*Work required:* Return all lines below containing the word "name".

*Records for this task:*

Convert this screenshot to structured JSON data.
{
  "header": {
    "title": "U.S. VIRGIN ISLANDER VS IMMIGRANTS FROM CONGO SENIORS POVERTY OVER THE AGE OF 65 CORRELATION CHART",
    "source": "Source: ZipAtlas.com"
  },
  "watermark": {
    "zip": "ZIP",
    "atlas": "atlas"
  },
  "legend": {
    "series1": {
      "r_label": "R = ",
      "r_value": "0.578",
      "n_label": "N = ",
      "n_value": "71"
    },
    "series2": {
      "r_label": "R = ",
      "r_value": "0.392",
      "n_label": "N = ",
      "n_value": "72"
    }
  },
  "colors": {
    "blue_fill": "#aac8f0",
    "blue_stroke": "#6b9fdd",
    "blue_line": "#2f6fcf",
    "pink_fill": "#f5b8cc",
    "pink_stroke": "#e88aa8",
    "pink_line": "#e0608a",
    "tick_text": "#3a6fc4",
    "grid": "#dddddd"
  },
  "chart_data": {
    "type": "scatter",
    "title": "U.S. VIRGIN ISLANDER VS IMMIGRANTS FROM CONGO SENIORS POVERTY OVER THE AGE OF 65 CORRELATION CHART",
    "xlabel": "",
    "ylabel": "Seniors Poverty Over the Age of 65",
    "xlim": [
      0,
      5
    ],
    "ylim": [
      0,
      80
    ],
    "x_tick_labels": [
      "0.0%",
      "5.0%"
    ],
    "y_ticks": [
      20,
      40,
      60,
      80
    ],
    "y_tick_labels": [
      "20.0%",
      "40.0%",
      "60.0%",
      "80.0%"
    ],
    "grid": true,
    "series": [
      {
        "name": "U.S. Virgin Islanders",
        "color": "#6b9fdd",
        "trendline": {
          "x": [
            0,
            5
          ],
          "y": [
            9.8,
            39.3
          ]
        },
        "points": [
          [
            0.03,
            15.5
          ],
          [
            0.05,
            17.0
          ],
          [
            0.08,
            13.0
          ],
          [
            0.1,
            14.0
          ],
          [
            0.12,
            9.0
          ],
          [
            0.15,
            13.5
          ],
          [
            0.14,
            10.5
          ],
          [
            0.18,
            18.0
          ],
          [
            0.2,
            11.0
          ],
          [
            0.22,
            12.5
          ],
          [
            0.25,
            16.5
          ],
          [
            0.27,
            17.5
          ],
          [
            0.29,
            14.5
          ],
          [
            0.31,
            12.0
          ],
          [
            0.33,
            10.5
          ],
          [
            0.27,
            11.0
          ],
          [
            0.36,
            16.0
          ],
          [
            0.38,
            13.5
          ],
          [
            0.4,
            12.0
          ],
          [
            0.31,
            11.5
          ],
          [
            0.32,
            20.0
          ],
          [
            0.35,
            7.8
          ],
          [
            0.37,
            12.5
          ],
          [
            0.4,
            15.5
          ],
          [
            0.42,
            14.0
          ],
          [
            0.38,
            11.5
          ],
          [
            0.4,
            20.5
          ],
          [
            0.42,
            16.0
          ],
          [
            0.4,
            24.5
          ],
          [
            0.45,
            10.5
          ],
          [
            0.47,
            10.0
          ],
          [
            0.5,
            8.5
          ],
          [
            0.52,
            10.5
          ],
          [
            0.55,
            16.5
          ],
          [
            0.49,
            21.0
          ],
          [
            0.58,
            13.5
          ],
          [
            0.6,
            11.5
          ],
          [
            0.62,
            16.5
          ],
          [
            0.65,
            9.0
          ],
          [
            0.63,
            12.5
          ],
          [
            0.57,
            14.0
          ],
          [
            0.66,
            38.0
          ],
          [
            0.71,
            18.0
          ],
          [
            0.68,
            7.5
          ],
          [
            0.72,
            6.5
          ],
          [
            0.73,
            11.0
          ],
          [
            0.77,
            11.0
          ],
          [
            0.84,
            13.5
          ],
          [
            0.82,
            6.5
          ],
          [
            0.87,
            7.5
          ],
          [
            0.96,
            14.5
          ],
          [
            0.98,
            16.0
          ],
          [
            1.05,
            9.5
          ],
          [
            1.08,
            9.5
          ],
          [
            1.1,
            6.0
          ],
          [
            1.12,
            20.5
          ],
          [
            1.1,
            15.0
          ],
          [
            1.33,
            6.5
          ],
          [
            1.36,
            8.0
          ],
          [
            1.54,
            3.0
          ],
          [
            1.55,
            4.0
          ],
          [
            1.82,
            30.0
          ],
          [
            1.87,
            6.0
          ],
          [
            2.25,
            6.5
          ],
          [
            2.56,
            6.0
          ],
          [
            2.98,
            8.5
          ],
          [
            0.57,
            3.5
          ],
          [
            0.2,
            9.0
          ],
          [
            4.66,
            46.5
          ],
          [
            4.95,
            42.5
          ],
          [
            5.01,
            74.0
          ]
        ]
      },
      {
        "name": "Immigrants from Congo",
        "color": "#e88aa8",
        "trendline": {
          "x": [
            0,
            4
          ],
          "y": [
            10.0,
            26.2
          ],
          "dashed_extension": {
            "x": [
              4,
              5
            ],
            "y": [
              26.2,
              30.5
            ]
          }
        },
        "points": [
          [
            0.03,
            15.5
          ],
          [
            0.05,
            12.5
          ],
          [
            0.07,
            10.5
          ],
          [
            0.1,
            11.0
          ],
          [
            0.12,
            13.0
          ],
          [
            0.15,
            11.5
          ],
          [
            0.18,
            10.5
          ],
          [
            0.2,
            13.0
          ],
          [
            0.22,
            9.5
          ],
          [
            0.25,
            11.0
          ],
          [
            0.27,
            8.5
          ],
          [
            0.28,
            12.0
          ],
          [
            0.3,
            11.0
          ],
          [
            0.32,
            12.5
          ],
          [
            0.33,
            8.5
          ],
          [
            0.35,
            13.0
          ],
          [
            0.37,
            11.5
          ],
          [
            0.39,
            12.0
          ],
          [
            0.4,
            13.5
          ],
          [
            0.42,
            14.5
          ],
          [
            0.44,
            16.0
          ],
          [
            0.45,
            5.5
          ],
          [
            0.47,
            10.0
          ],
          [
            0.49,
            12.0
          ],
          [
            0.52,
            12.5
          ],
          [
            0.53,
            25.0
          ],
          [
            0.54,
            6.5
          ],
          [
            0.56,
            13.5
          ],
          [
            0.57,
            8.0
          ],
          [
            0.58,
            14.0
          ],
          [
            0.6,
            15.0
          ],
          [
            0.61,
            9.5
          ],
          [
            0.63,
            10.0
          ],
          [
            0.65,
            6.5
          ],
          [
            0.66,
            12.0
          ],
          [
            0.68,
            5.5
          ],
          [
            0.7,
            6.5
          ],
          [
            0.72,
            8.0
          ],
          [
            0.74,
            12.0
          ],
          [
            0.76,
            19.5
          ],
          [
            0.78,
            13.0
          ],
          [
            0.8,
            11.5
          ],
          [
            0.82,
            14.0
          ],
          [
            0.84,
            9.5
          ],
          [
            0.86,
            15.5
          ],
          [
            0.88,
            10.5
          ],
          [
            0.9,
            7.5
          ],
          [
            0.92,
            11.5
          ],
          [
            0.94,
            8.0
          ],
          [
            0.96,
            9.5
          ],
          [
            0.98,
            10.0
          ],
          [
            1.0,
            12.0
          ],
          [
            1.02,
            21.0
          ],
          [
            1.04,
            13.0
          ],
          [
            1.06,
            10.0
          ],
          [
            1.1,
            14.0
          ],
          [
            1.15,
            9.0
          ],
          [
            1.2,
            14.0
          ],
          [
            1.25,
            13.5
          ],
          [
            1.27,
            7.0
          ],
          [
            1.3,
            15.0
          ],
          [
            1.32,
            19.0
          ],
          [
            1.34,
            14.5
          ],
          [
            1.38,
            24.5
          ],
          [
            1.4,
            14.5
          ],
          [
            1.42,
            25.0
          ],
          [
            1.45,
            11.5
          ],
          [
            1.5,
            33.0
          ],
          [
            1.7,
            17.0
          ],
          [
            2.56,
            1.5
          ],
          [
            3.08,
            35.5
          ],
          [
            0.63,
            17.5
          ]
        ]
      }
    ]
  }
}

*Completed task:*
        "name": "U.S. Virgin Islanders",
        "name": "Immigrants from Congo",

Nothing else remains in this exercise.